Each record that follows should be repeated exactly, minus any images.

Dataset items:
..............................
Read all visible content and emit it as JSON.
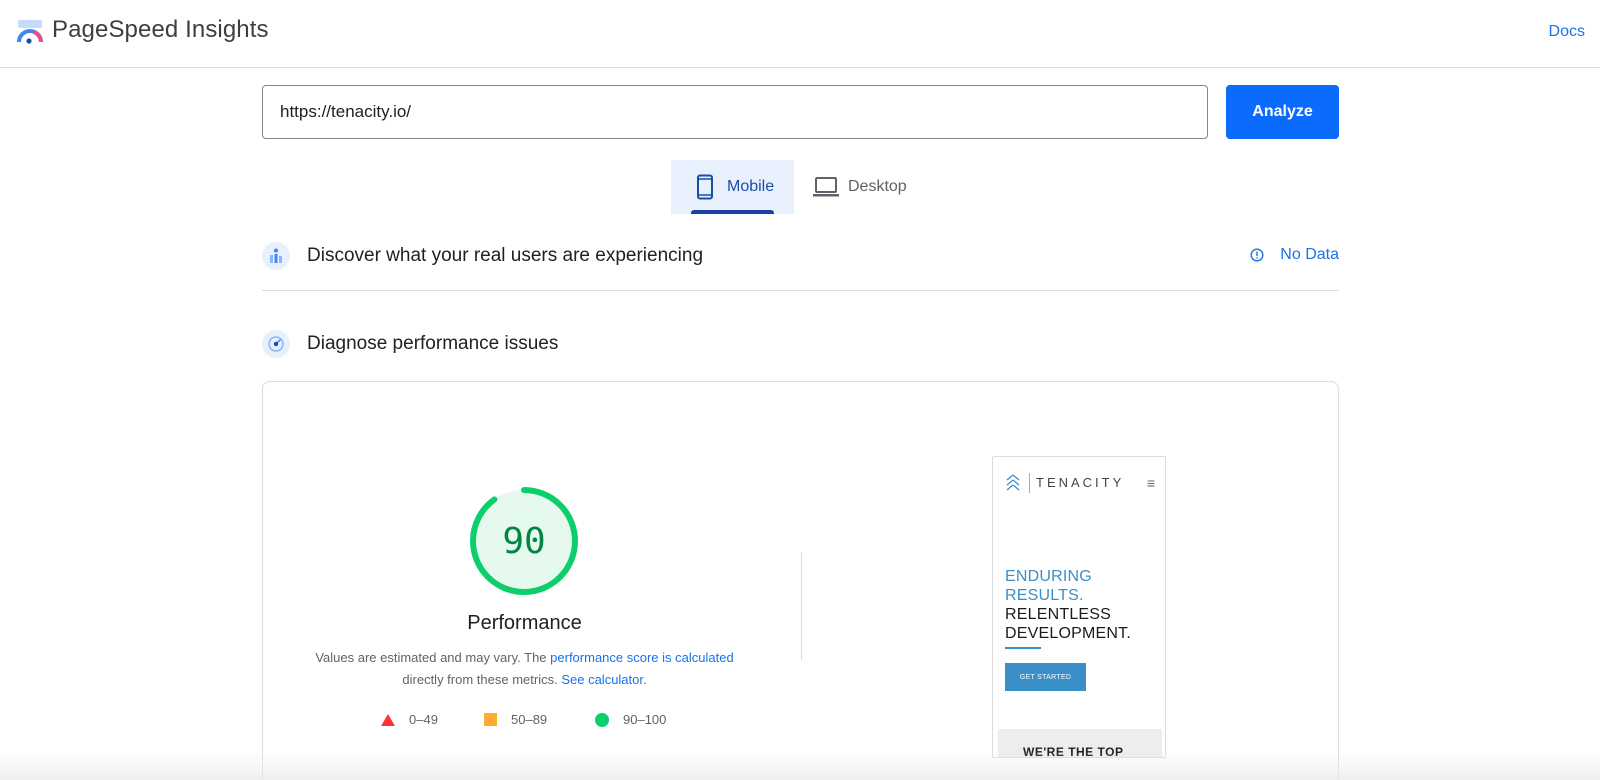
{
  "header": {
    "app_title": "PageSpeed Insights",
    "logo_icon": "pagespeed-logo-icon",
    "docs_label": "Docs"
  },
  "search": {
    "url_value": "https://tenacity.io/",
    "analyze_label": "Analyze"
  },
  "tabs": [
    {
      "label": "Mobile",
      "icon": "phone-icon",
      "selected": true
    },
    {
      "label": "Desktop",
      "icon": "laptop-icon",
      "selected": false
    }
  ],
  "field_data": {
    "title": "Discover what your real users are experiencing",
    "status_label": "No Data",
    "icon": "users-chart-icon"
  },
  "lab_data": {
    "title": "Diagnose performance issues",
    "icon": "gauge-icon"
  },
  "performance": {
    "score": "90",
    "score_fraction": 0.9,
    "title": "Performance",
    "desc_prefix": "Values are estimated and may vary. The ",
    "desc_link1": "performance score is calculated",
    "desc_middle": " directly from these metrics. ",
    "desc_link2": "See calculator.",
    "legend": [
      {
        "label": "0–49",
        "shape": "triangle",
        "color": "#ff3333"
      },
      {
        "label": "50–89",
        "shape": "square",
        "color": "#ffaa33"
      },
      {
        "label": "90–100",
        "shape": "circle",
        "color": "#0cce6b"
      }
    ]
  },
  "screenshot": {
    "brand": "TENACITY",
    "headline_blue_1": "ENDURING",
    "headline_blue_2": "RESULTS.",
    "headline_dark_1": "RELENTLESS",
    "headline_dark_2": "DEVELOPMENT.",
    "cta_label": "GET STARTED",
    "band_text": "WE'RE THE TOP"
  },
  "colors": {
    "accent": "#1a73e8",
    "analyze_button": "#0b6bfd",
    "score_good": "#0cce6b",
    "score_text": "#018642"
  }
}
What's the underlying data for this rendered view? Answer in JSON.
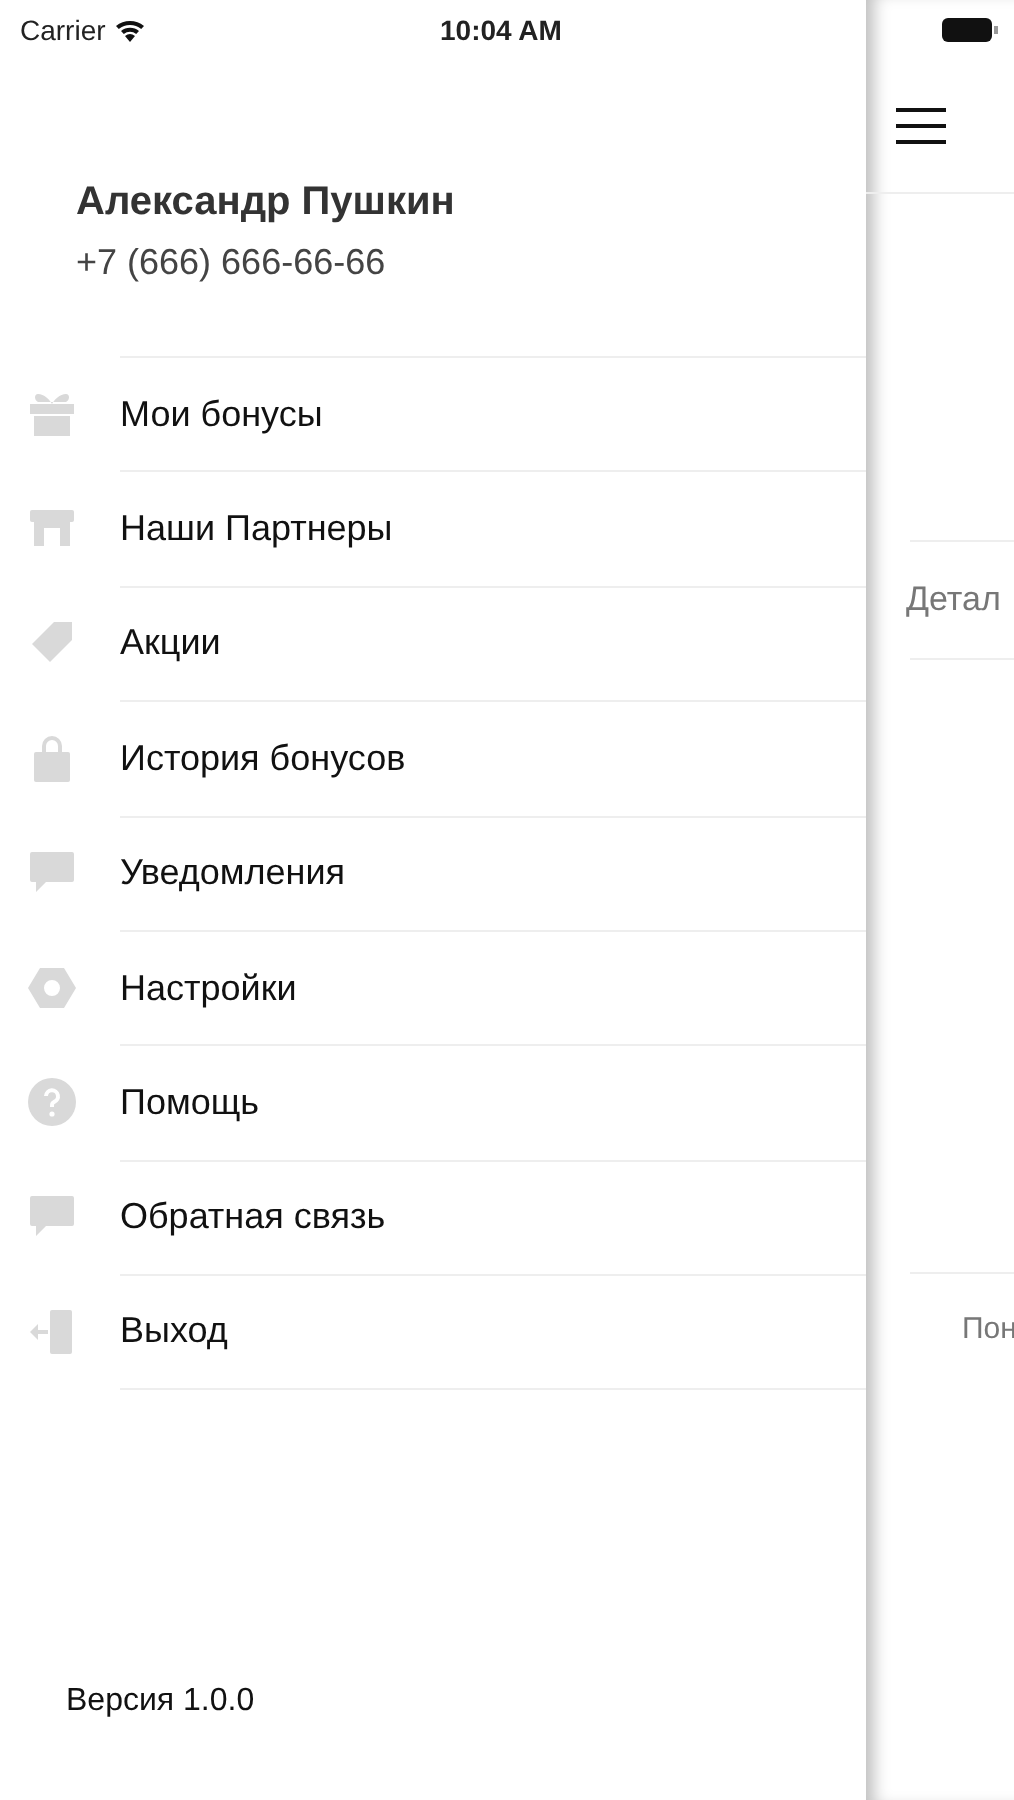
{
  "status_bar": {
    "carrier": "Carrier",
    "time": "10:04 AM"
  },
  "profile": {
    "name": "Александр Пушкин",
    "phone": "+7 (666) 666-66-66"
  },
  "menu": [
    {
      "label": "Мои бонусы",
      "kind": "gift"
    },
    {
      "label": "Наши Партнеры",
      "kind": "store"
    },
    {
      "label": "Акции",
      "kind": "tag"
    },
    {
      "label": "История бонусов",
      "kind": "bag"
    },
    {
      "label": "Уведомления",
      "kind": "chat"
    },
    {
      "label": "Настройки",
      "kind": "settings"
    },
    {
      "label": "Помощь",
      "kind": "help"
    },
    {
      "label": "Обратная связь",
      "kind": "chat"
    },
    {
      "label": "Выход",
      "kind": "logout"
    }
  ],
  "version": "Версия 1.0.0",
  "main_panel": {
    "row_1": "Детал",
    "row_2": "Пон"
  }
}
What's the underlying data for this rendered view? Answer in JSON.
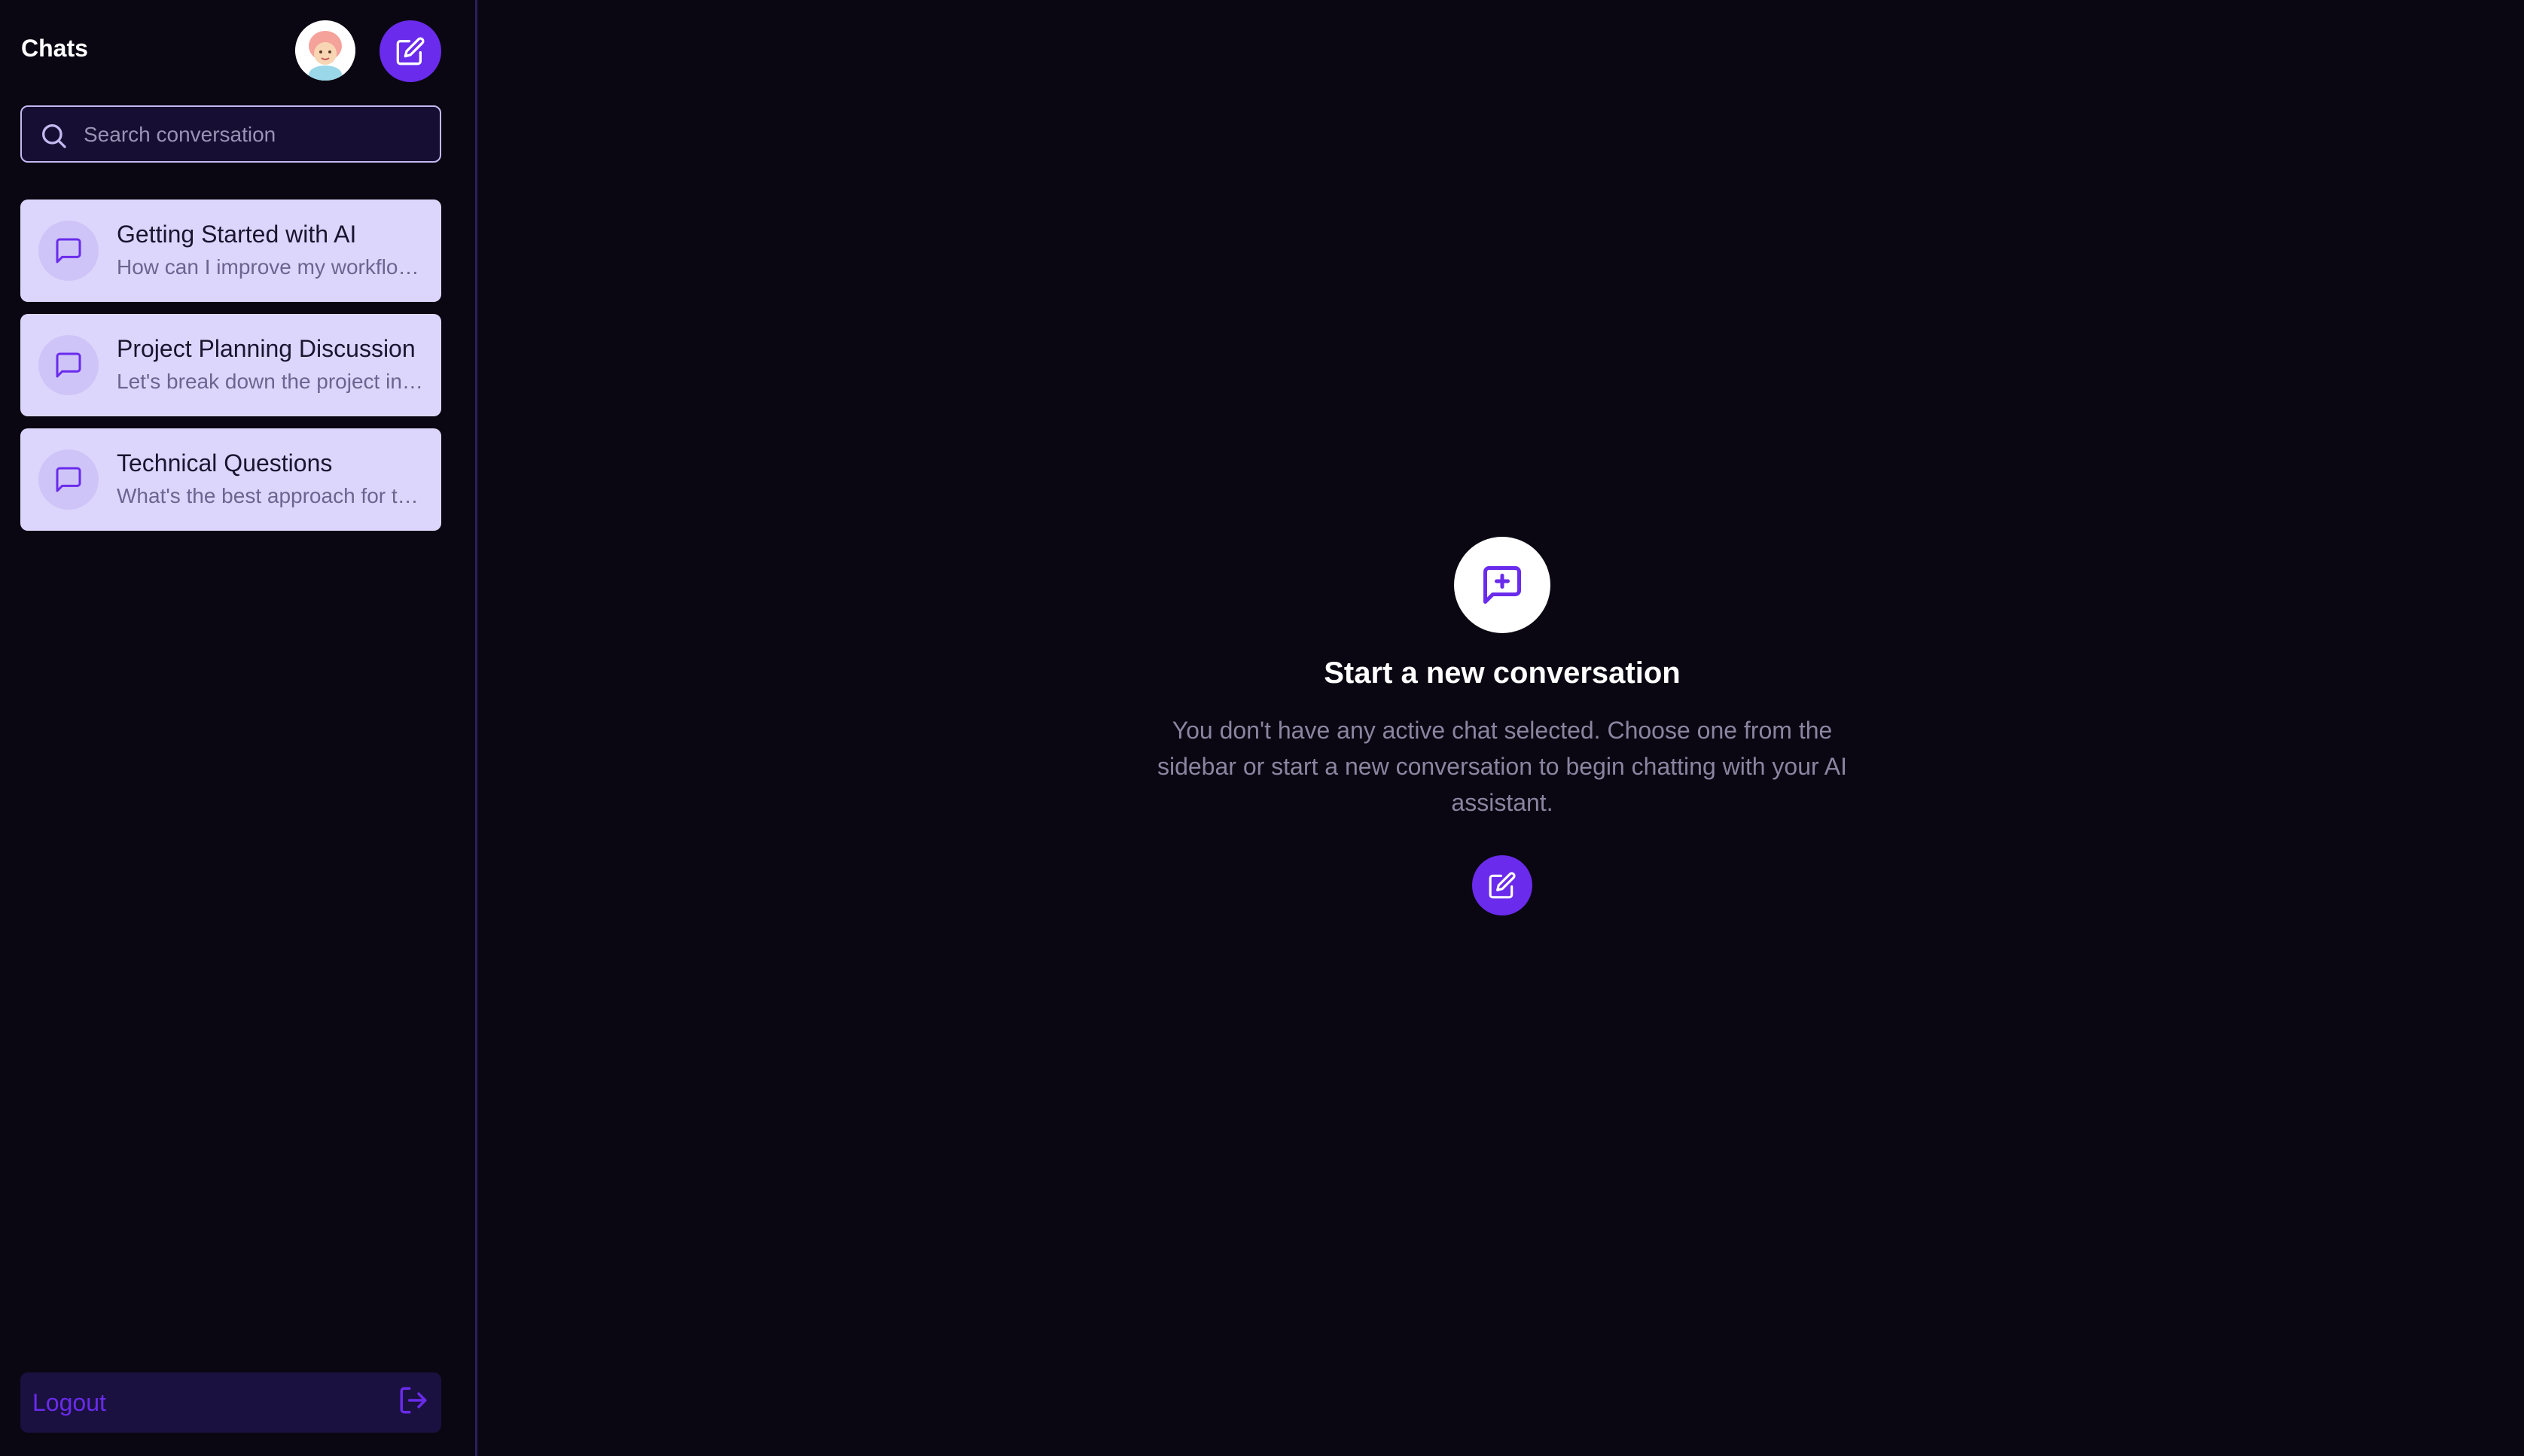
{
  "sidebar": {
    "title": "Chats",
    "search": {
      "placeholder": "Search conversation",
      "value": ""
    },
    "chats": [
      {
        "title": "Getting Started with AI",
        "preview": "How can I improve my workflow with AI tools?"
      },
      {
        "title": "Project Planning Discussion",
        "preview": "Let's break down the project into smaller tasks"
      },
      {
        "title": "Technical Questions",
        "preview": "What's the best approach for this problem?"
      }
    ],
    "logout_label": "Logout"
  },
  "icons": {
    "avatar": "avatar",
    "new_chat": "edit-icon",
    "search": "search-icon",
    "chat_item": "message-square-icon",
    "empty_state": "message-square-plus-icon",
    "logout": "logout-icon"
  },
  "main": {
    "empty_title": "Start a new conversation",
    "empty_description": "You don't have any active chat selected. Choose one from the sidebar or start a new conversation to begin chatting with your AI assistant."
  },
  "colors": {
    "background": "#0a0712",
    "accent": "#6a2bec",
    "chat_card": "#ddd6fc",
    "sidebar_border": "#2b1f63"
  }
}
..............................
WRITTEN RESPONSE:
Read all visible content and emit it as JSON.
{
  "header": {
    "app_title": "PageSpeed Insights",
    "logo_icon": "pagespeed-logo-icon",
    "docs_label": "Docs"
  },
  "search": {
    "url_value": "https://tenacity.io/",
    "analyze_label": "Analyze"
  },
  "tabs": [
    {
      "label": "Mobile",
      "icon": "phone-icon",
      "selected": true
    },
    {
      "label": "Desktop",
      "icon": "laptop-icon",
      "selected": false
    }
  ],
  "field_data": {
    "title": "Discover what your real users are experiencing",
    "status_label": "No Data",
    "icon": "users-chart-icon"
  },
  "lab_data": {
    "title": "Diagnose performance issues",
    "icon": "gauge-icon"
  },
  "performance": {
    "score": "90",
    "score_fraction": 0.9,
    "title": "Performance",
    "desc_prefix": "Values are estimated and may vary. The ",
    "desc_link1": "performance score is calculated",
    "desc_middle": " directly from these metrics. ",
    "desc_link2": "See calculator.",
    "legend": [
      {
        "label": "0–49",
        "shape": "triangle",
        "color": "#ff3333"
      },
      {
        "label": "50–89",
        "shape": "square",
        "color": "#ffaa33"
      },
      {
        "label": "90–100",
        "shape": "circle",
        "color": "#0cce6b"
      }
    ]
  },
  "screenshot": {
    "brand": "TENACITY",
    "headline_blue_1": "ENDURING",
    "headline_blue_2": "RESULTS.",
    "headline_dark_1": "RELENTLESS",
    "headline_dark_2": "DEVELOPMENT.",
    "cta_label": "GET STARTED",
    "band_text": "WE'RE THE TOP"
  },
  "colors": {
    "accent": "#1a73e8",
    "analyze_button": "#0b6bfd",
    "score_good": "#0cce6b",
    "score_text": "#018642"
  }
}
What's the underlying data for this rendered view? Answer in JSON.
{
  "status_bar": {
    "carrier": "Carrier",
    "time": "10:04 AM"
  },
  "profile": {
    "name": "Александр Пушкин",
    "phone": "+7 (666) 666-66-66"
  },
  "menu": [
    {
      "label": "Мои бонусы",
      "kind": "gift"
    },
    {
      "label": "Наши Партнеры",
      "kind": "store"
    },
    {
      "label": "Акции",
      "kind": "tag"
    },
    {
      "label": "История бонусов",
      "kind": "bag"
    },
    {
      "label": "Уведомления",
      "kind": "chat"
    },
    {
      "label": "Настройки",
      "kind": "settings"
    },
    {
      "label": "Помощь",
      "kind": "help"
    },
    {
      "label": "Обратная связь",
      "kind": "chat"
    },
    {
      "label": "Выход",
      "kind": "logout"
    }
  ],
  "version": "Версия 1.0.0",
  "main_panel": {
    "row_1": "Детал",
    "row_2": "Пон"
  }
}
What's the underlying data for this rendered view? Answer in JSON.
{
  "sidebar": {
    "title": "Chats",
    "search": {
      "placeholder": "Search conversation",
      "value": ""
    },
    "chats": [
      {
        "title": "Getting Started with AI",
        "preview": "How can I improve my workflow with AI tools?"
      },
      {
        "title": "Project Planning Discussion",
        "preview": "Let's break down the project into smaller tasks"
      },
      {
        "title": "Technical Questions",
        "preview": "What's the best approach for this problem?"
      }
    ],
    "logout_label": "Logout"
  },
  "icons": {
    "avatar": "avatar",
    "new_chat": "edit-icon",
    "search": "search-icon",
    "chat_item": "message-square-icon",
    "empty_state": "message-square-plus-icon",
    "logout": "logout-icon"
  },
  "main": {
    "empty_title": "Start a new conversation",
    "empty_description": "You don't have any active chat selected. Choose one from the sidebar or start a new conversation to begin chatting with your AI assistant."
  },
  "colors": {
    "background": "#0a0712",
    "accent": "#6a2bec",
    "chat_card": "#ddd6fc",
    "sidebar_border": "#2b1f63"
  }
}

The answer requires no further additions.